▸ **What you are asked to do**: Lines containing the word "triplebuilder" are to be located and copied.
[start]
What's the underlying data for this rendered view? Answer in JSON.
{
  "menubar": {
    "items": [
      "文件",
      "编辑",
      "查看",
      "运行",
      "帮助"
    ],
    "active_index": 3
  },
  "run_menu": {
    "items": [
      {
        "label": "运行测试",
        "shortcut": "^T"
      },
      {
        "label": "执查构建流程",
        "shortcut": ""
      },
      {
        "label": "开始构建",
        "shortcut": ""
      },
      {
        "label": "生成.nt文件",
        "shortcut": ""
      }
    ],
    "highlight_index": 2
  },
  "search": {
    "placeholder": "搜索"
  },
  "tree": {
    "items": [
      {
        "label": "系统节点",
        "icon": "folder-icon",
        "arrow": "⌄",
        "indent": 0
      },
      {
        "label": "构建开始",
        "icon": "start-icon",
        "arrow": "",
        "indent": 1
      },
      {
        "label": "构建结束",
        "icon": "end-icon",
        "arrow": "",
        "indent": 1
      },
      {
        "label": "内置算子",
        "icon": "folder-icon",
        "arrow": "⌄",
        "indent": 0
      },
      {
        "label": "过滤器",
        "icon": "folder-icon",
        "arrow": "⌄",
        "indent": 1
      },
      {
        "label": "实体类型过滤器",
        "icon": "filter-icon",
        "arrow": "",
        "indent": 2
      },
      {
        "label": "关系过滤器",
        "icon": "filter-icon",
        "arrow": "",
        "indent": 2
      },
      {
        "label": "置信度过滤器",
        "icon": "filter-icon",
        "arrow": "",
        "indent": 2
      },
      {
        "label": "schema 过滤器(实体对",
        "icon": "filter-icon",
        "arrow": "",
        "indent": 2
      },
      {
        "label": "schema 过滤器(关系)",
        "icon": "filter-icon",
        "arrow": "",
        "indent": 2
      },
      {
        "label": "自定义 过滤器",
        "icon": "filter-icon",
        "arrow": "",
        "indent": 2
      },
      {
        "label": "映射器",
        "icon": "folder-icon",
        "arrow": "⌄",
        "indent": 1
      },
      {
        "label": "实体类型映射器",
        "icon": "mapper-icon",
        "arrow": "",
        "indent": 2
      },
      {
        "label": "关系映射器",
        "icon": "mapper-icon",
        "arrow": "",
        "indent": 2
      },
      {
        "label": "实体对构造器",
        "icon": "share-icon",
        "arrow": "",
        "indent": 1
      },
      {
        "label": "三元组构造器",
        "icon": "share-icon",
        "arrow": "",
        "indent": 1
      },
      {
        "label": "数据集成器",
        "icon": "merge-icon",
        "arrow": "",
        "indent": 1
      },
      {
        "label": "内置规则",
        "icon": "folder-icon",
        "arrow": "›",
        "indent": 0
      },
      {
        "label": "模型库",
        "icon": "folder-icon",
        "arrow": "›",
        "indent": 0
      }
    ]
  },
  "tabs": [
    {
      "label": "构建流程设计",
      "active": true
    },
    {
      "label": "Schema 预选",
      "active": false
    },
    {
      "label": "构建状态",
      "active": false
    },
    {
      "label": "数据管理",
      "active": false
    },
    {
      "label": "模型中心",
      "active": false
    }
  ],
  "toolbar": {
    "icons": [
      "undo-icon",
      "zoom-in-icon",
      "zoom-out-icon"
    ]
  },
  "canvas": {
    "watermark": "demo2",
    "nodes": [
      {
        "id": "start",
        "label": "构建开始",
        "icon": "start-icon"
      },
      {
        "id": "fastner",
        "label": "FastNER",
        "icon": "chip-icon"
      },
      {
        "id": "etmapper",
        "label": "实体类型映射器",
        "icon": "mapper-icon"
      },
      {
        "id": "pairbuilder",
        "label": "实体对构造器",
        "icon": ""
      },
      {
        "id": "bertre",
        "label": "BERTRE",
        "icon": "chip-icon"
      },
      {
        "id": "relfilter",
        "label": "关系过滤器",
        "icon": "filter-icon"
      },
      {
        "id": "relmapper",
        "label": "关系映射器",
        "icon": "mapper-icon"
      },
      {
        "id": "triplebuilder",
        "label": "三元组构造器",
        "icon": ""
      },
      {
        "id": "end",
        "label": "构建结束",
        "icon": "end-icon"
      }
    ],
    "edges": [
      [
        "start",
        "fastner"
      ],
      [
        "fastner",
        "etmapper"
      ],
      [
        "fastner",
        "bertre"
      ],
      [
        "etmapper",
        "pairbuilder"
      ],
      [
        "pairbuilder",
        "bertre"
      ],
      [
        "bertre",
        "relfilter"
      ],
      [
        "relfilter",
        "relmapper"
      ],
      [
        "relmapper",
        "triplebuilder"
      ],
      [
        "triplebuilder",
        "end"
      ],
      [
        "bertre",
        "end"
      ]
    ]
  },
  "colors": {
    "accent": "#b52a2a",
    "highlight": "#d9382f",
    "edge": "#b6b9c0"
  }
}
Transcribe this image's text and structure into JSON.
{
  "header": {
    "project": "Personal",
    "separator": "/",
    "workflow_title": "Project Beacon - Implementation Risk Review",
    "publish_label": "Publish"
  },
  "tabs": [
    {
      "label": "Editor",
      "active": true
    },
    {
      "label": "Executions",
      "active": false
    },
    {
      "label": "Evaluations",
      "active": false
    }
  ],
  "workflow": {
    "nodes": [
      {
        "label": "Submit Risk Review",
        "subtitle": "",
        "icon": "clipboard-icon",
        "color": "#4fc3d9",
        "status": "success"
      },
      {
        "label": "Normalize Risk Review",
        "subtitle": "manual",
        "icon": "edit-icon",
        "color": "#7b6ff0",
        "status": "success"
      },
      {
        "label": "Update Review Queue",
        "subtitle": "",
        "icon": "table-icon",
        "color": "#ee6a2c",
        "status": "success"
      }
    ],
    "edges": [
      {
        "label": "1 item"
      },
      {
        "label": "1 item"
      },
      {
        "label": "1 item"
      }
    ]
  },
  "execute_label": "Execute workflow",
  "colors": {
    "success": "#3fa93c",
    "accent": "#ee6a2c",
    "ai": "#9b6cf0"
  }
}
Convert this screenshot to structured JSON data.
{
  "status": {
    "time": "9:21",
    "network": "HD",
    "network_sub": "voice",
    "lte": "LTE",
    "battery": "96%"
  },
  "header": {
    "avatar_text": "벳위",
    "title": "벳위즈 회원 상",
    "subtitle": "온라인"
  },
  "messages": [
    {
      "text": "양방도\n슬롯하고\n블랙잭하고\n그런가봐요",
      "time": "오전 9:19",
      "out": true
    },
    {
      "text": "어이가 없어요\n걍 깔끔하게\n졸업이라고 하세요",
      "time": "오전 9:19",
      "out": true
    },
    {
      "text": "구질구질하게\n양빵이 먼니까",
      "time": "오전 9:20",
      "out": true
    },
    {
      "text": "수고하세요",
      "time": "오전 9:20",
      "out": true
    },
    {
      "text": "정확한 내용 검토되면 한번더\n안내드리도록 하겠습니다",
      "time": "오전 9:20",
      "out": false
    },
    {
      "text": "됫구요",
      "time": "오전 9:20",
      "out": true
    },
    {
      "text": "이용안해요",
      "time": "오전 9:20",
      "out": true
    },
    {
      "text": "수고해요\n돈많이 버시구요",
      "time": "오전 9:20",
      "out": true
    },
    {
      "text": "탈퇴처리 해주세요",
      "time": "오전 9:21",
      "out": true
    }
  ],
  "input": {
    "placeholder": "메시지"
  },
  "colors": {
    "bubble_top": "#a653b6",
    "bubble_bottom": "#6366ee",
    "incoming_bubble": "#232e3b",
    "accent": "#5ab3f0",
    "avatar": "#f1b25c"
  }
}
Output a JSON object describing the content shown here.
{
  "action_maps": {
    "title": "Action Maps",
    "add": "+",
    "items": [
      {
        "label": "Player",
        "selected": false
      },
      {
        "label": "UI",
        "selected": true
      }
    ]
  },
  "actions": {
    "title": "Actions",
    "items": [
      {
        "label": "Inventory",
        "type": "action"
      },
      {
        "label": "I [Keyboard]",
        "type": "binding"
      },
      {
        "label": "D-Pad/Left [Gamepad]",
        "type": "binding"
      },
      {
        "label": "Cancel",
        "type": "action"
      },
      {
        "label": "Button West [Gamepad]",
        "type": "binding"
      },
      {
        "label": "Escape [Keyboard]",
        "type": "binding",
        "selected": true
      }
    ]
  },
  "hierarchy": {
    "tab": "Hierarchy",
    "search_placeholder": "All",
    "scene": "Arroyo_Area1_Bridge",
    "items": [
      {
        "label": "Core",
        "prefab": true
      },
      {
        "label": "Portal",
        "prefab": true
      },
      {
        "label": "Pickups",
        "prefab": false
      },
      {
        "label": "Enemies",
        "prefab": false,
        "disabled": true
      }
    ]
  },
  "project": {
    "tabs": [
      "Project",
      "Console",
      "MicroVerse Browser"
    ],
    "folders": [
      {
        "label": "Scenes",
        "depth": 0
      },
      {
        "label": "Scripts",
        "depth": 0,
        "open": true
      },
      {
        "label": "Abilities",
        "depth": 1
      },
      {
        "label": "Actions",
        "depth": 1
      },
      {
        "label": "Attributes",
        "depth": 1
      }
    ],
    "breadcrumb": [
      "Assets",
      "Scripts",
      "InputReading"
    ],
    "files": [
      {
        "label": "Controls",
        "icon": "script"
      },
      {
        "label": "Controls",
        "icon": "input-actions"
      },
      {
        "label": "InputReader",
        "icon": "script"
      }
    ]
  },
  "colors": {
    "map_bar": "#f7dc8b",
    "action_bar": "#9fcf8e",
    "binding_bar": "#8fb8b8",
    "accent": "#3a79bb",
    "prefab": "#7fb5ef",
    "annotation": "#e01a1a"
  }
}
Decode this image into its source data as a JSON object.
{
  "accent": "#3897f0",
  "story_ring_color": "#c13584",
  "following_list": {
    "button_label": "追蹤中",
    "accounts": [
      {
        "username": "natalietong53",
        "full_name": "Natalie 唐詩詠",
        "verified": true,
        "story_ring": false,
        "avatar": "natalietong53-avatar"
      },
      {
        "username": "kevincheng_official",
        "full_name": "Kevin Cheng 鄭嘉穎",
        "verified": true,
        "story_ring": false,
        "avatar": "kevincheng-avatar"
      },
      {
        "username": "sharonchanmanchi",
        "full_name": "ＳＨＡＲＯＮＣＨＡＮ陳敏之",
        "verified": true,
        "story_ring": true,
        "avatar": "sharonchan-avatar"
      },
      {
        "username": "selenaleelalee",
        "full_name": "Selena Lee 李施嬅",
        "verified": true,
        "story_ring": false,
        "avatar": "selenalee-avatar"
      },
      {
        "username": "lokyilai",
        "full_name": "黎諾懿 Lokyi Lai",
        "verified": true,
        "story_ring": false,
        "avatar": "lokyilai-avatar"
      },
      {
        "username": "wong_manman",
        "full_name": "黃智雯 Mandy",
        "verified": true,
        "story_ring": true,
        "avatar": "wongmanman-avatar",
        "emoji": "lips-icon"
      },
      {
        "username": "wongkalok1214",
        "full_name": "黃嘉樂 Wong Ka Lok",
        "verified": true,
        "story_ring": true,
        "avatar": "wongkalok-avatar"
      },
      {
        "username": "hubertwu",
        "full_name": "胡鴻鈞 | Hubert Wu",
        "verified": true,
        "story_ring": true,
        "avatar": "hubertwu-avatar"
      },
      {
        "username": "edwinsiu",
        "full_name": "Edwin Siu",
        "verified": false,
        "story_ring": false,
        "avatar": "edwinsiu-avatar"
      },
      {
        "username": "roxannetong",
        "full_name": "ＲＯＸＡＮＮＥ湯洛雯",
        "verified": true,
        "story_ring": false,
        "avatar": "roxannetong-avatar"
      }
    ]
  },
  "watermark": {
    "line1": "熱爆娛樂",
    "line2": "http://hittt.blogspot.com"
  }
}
[end]
▸ **Solution to this task**:
        "id": "triplebuilder",
        "triplebuilder"
        "triplebuilder",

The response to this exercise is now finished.